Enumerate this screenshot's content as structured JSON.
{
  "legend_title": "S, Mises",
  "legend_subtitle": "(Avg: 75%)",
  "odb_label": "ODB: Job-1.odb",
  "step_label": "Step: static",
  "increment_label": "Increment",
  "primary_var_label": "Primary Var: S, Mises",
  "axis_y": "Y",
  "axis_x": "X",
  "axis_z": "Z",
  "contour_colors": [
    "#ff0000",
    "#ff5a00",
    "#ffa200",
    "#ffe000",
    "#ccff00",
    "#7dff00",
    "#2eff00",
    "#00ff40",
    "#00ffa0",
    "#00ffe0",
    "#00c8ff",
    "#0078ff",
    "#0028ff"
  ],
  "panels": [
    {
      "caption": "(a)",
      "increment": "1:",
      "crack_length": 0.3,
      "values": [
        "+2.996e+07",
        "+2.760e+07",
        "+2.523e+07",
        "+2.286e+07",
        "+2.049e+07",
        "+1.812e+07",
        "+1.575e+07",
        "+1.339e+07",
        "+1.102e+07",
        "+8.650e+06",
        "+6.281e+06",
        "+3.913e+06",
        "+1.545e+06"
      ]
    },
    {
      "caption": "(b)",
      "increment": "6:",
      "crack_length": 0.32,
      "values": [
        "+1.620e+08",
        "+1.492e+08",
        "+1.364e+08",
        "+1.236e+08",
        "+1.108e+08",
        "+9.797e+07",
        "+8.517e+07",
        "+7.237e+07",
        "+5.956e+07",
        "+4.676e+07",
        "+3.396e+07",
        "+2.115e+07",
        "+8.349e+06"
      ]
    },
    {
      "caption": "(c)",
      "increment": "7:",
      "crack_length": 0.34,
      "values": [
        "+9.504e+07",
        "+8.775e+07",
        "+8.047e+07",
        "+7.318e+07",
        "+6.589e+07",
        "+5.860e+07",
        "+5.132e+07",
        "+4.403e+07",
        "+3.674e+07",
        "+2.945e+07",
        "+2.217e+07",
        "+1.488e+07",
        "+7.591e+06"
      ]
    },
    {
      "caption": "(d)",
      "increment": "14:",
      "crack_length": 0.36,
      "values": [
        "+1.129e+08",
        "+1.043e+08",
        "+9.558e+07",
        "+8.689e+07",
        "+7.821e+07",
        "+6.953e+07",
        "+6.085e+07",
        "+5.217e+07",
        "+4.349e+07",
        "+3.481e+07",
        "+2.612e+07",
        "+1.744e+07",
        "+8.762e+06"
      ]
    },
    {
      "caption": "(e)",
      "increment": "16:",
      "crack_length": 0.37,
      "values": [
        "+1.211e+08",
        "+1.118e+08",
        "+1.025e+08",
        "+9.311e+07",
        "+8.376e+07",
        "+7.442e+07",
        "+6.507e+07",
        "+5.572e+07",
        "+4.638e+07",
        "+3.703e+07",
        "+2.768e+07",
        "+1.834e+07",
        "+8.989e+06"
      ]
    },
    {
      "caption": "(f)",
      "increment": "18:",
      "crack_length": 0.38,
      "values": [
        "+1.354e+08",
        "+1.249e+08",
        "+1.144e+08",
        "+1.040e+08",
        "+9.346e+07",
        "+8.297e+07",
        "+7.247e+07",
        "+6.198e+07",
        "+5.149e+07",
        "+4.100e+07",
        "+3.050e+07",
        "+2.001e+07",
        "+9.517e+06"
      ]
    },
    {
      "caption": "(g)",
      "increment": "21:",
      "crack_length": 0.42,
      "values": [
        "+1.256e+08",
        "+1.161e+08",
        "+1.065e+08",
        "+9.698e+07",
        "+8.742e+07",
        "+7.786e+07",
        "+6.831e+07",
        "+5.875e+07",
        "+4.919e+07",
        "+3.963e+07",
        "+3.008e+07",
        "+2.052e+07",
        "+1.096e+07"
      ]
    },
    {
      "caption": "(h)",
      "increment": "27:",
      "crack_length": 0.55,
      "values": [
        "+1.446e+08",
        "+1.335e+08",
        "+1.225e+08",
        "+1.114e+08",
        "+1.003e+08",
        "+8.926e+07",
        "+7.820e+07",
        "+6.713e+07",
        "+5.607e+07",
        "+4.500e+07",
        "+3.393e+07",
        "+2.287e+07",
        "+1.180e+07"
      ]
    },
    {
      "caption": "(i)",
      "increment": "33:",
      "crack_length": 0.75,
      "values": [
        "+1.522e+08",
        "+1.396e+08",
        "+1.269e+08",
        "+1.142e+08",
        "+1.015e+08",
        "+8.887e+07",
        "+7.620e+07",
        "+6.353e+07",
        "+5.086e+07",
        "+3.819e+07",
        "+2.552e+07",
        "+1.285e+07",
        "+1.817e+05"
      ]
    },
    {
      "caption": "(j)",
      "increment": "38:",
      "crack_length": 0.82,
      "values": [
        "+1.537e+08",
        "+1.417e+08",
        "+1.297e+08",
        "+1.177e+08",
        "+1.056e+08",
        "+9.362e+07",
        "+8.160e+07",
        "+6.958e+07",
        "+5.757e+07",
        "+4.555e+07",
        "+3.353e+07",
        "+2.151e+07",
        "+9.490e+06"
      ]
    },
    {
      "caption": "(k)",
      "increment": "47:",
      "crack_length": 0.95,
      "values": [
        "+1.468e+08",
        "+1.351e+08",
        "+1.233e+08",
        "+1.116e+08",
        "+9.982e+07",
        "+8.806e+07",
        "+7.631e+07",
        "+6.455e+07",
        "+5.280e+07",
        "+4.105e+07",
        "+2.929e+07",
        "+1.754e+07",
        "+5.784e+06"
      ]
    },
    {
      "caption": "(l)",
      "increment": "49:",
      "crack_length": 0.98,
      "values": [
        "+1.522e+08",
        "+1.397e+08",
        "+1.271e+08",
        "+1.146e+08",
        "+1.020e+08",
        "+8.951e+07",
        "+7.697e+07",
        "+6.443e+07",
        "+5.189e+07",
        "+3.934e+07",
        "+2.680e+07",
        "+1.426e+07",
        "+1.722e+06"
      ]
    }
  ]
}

+ + + +

[Task instructions]
The lines above should be duplicated exactly.

[Output for this task]
Enumerate this screenshot's content as structured JSON.
{
  "legend_title": "S, Mises",
  "legend_subtitle": "(Avg: 75%)",
  "odb_label": "ODB: Job-1.odb",
  "step_label": "Step: static",
  "increment_label": "Increment",
  "primary_var_label": "Primary Var: S, Mises",
  "axis_y": "Y",
  "axis_x": "X",
  "axis_z": "Z",
  "contour_colors": [
    "#ff0000",
    "#ff5a00",
    "#ffa200",
    "#ffe000",
    "#ccff00",
    "#7dff00",
    "#2eff00",
    "#00ff40",
    "#00ffa0",
    "#00ffe0",
    "#00c8ff",
    "#0078ff",
    "#0028ff"
  ],
  "panels": [
    {
      "caption": "(a)",
      "increment": "1:",
      "crack_length": 0.3,
      "values": [
        "+2.996e+07",
        "+2.760e+07",
        "+2.523e+07",
        "+2.286e+07",
        "+2.049e+07",
        "+1.812e+07",
        "+1.575e+07",
        "+1.339e+07",
        "+1.102e+07",
        "+8.650e+06",
        "+6.281e+06",
        "+3.913e+06",
        "+1.545e+06"
      ]
    },
    {
      "caption": "(b)",
      "increment": "6:",
      "crack_length": 0.32,
      "values": [
        "+1.620e+08",
        "+1.492e+08",
        "+1.364e+08",
        "+1.236e+08",
        "+1.108e+08",
        "+9.797e+07",
        "+8.517e+07",
        "+7.237e+07",
        "+5.956e+07",
        "+4.676e+07",
        "+3.396e+07",
        "+2.115e+07",
        "+8.349e+06"
      ]
    },
    {
      "caption": "(c)",
      "increment": "7:",
      "crack_length": 0.34,
      "values": [
        "+9.504e+07",
        "+8.775e+07",
        "+8.047e+07",
        "+7.318e+07",
        "+6.589e+07",
        "+5.860e+07",
        "+5.132e+07",
        "+4.403e+07",
        "+3.674e+07",
        "+2.945e+07",
        "+2.217e+07",
        "+1.488e+07",
        "+7.591e+06"
      ]
    },
    {
      "caption": "(d)",
      "increment": "14:",
      "crack_length": 0.36,
      "values": [
        "+1.129e+08",
        "+1.043e+08",
        "+9.558e+07",
        "+8.689e+07",
        "+7.821e+07",
        "+6.953e+07",
        "+6.085e+07",
        "+5.217e+07",
        "+4.349e+07",
        "+3.481e+07",
        "+2.612e+07",
        "+1.744e+07",
        "+8.762e+06"
      ]
    },
    {
      "caption": "(e)",
      "increment": "16:",
      "crack_length": 0.37,
      "values": [
        "+1.211e+08",
        "+1.118e+08",
        "+1.025e+08",
        "+9.311e+07",
        "+8.376e+07",
        "+7.442e+07",
        "+6.507e+07",
        "+5.572e+07",
        "+4.638e+07",
        "+3.703e+07",
        "+2.768e+07",
        "+1.834e+07",
        "+8.989e+06"
      ]
    },
    {
      "caption": "(f)",
      "increment": "18:",
      "crack_length": 0.38,
      "values": [
        "+1.354e+08",
        "+1.249e+08",
        "+1.144e+08",
        "+1.040e+08",
        "+9.346e+07",
        "+8.297e+07",
        "+7.247e+07",
        "+6.198e+07",
        "+5.149e+07",
        "+4.100e+07",
        "+3.050e+07",
        "+2.001e+07",
        "+9.517e+06"
      ]
    },
    {
      "caption": "(g)",
      "increment": "21:",
      "crack_length": 0.42,
      "values": [
        "+1.256e+08",
        "+1.161e+08",
        "+1.065e+08",
        "+9.698e+07",
        "+8.742e+07",
        "+7.786e+07",
        "+6.831e+07",
        "+5.875e+07",
        "+4.919e+07",
        "+3.963e+07",
        "+3.008e+07",
        "+2.052e+07",
        "+1.096e+07"
      ]
    },
    {
      "caption": "(h)",
      "increment": "27:",
      "crack_length": 0.55,
      "values": [
        "+1.446e+08",
        "+1.335e+08",
        "+1.225e+08",
        "+1.114e+08",
        "+1.003e+08",
        "+8.926e+07",
        "+7.820e+07",
        "+6.713e+07",
        "+5.607e+07",
        "+4.500e+07",
        "+3.393e+07",
        "+2.287e+07",
        "+1.180e+07"
      ]
    },
    {
      "caption": "(i)",
      "increment": "33:",
      "crack_length": 0.75,
      "values": [
        "+1.522e+08",
        "+1.396e+08",
        "+1.269e+08",
        "+1.142e+08",
        "+1.015e+08",
        "+8.887e+07",
        "+7.620e+07",
        "+6.353e+07",
        "+5.086e+07",
        "+3.819e+07",
        "+2.552e+07",
        "+1.285e+07",
        "+1.817e+05"
      ]
    },
    {
      "caption": "(j)",
      "increment": "38:",
      "crack_length": 0.82,
      "values": [
        "+1.537e+08",
        "+1.417e+08",
        "+1.297e+08",
        "+1.177e+08",
        "+1.056e+08",
        "+9.362e+07",
        "+8.160e+07",
        "+6.958e+07",
        "+5.757e+07",
        "+4.555e+07",
        "+3.353e+07",
        "+2.151e+07",
        "+9.490e+06"
      ]
    },
    {
      "caption": "(k)",
      "increment": "47:",
      "crack_length": 0.95,
      "values": [
        "+1.468e+08",
        "+1.351e+08",
        "+1.233e+08",
        "+1.116e+08",
        "+9.982e+07",
        "+8.806e+07",
        "+7.631e+07",
        "+6.455e+07",
        "+5.280e+07",
        "+4.105e+07",
        "+2.929e+07",
        "+1.754e+07",
        "+5.784e+06"
      ]
    },
    {
      "caption": "(l)",
      "increment": "49:",
      "crack_length": 0.98,
      "values": [
        "+1.522e+08",
        "+1.397e+08",
        "+1.271e+08",
        "+1.146e+08",
        "+1.020e+08",
        "+8.951e+07",
        "+7.697e+07",
        "+6.443e+07",
        "+5.189e+07",
        "+3.934e+07",
        "+2.680e+07",
        "+1.426e+07",
        "+1.722e+06"
      ]
    }
  ]
}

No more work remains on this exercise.